— BEGIN Data for this task —

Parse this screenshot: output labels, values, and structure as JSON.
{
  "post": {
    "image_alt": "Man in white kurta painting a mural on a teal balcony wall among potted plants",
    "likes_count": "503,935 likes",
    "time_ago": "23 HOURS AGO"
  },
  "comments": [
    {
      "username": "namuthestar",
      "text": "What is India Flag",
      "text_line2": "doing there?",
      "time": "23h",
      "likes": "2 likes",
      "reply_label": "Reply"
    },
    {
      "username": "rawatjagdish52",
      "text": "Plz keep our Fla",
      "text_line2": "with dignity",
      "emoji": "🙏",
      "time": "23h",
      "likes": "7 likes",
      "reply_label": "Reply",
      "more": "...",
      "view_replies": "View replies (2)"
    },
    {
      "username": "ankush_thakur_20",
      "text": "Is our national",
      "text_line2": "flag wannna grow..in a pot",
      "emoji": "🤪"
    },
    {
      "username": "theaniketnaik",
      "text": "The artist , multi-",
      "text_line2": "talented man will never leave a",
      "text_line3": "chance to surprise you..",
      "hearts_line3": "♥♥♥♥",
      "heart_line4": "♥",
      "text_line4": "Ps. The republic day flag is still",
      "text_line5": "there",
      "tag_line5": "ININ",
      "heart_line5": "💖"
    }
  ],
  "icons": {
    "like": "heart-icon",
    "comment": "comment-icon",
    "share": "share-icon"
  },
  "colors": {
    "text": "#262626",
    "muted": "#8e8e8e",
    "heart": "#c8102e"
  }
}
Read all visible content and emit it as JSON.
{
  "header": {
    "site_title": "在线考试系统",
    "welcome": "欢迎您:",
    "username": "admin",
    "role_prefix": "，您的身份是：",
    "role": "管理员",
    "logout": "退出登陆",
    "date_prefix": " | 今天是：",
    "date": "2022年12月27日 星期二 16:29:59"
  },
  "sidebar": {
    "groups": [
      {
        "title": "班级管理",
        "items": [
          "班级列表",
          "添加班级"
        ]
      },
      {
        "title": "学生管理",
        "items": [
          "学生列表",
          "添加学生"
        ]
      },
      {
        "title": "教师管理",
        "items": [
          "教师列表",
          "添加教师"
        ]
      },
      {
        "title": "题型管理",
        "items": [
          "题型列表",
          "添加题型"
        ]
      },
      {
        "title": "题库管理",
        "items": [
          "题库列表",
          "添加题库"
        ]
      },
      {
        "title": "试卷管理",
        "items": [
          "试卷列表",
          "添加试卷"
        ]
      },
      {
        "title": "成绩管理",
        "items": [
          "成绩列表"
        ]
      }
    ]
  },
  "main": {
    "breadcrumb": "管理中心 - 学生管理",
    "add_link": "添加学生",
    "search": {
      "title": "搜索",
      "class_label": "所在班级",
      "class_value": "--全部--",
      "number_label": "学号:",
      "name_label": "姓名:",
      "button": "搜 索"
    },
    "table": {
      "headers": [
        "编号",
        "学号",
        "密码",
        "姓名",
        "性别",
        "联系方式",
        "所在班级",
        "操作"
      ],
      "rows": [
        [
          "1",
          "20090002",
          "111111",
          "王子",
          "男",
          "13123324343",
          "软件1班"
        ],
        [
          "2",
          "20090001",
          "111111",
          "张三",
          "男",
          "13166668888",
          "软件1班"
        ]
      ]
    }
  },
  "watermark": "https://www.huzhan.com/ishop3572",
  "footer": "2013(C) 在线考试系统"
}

— END Data for this task —

What the task asks: Tell how many lines include "username". The number is the whole answer.

Answer: 5